=== Problem description ===
Look for the string "idoneum" in the lines and copy each line that has it.

Saved data entries
•••••
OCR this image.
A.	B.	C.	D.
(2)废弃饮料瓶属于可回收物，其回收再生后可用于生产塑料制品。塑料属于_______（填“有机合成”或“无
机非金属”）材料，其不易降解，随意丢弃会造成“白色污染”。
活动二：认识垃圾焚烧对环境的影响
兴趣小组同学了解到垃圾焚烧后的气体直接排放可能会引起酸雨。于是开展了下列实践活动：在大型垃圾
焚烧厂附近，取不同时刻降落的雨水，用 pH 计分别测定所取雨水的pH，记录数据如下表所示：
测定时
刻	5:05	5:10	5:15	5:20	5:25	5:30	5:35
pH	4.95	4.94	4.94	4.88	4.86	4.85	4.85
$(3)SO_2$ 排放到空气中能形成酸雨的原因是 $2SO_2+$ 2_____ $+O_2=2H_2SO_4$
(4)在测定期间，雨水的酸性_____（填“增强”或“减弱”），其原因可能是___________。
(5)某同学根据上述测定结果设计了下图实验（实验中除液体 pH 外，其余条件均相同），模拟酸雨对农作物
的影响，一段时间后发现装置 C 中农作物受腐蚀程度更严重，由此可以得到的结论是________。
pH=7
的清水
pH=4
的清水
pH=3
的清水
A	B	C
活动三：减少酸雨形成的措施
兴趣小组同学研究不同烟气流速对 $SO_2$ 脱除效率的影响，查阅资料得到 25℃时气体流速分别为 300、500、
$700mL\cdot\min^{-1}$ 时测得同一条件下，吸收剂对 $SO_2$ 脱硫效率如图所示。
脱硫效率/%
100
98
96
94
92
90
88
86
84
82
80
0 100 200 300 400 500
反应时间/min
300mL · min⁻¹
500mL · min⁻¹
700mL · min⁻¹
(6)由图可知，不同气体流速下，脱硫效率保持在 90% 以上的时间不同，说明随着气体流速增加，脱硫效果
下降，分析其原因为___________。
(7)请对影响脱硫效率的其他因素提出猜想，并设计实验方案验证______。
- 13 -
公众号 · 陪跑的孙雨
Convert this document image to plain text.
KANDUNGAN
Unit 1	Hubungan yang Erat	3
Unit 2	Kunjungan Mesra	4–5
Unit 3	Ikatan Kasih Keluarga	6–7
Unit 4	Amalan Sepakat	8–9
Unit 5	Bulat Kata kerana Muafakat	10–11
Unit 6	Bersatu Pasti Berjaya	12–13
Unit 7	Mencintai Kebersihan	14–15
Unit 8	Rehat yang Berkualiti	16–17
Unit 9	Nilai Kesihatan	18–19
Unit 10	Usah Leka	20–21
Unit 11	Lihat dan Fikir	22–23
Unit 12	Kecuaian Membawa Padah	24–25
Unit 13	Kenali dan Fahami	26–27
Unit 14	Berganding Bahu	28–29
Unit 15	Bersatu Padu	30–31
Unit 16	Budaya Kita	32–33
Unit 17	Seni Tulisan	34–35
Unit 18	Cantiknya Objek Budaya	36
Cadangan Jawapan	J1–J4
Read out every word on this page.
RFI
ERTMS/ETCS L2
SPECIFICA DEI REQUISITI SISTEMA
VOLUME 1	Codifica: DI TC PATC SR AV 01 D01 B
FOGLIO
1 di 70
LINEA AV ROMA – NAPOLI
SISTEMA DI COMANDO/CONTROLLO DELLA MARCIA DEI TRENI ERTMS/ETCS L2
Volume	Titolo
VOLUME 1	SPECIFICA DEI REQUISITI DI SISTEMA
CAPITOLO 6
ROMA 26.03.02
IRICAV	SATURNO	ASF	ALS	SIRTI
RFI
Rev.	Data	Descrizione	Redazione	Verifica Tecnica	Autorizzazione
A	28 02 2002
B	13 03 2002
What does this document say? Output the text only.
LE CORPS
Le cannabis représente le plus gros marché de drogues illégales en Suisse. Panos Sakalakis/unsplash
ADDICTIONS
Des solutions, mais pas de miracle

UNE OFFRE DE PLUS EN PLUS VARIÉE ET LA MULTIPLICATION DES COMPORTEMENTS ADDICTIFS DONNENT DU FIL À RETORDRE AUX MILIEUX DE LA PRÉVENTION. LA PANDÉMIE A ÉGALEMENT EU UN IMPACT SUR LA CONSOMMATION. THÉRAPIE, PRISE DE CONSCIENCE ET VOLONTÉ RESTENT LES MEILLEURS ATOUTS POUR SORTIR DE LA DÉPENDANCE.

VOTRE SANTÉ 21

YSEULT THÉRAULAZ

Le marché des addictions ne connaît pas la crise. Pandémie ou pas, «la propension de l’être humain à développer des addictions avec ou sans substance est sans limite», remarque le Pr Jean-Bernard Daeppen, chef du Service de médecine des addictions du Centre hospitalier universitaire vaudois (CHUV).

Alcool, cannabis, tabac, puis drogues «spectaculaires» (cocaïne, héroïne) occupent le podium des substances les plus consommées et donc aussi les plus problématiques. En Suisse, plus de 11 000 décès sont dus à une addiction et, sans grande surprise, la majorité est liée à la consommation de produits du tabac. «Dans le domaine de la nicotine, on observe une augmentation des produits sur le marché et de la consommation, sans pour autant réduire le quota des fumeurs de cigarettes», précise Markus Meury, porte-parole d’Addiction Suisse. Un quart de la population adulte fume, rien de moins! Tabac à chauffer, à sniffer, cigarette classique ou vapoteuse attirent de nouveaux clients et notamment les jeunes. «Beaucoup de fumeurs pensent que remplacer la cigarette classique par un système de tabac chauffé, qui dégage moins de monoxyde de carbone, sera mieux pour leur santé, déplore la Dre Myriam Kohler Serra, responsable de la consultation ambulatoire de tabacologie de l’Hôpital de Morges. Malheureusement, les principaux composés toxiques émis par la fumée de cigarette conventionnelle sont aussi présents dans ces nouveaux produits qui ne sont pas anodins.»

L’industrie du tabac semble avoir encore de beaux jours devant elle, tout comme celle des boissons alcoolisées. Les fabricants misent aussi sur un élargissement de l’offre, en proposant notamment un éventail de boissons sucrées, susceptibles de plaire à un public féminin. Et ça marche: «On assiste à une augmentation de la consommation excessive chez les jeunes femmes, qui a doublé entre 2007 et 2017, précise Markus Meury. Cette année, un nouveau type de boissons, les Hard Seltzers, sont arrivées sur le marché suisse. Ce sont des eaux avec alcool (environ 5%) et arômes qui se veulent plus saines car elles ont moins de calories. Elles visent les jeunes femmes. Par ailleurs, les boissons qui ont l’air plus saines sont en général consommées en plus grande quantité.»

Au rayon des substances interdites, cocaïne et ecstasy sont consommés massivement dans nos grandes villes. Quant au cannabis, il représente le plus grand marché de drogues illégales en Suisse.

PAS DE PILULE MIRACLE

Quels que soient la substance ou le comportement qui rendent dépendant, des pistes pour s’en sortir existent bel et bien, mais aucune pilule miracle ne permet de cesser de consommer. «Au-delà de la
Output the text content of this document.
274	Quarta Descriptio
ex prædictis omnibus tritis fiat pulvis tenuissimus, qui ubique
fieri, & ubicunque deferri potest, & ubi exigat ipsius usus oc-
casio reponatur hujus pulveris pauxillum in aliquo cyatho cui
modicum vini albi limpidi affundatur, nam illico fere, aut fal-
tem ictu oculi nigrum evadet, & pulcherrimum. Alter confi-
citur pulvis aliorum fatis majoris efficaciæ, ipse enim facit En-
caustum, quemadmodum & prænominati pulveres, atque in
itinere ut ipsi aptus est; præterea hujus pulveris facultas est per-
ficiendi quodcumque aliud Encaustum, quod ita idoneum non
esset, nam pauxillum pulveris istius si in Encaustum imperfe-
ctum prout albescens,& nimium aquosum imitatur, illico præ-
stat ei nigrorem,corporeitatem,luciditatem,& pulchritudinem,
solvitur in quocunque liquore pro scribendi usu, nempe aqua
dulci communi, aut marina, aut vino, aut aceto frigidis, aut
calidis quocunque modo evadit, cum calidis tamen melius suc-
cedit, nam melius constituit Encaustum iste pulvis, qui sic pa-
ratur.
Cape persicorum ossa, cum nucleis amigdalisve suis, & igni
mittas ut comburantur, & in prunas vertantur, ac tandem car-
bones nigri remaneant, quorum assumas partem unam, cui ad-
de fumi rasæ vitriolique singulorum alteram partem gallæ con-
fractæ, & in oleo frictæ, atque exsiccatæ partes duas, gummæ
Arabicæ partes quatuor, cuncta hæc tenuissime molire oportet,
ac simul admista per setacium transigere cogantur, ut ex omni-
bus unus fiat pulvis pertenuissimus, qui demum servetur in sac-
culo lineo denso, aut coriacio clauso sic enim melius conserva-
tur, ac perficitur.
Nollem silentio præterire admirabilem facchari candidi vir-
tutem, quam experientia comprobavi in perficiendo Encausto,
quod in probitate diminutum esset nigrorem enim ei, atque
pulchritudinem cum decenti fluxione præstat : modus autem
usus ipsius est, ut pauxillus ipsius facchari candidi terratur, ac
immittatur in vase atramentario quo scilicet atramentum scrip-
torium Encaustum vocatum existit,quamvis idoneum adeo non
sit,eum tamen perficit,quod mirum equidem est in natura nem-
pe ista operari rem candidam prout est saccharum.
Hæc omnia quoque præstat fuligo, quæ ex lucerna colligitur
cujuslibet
•••••
=== Solution to this problem ===
ficiendi quodcumque aliud Encaustum, quod ita idoneum non
torium Encaustum vocatum existit,quamvis idoneum adeo non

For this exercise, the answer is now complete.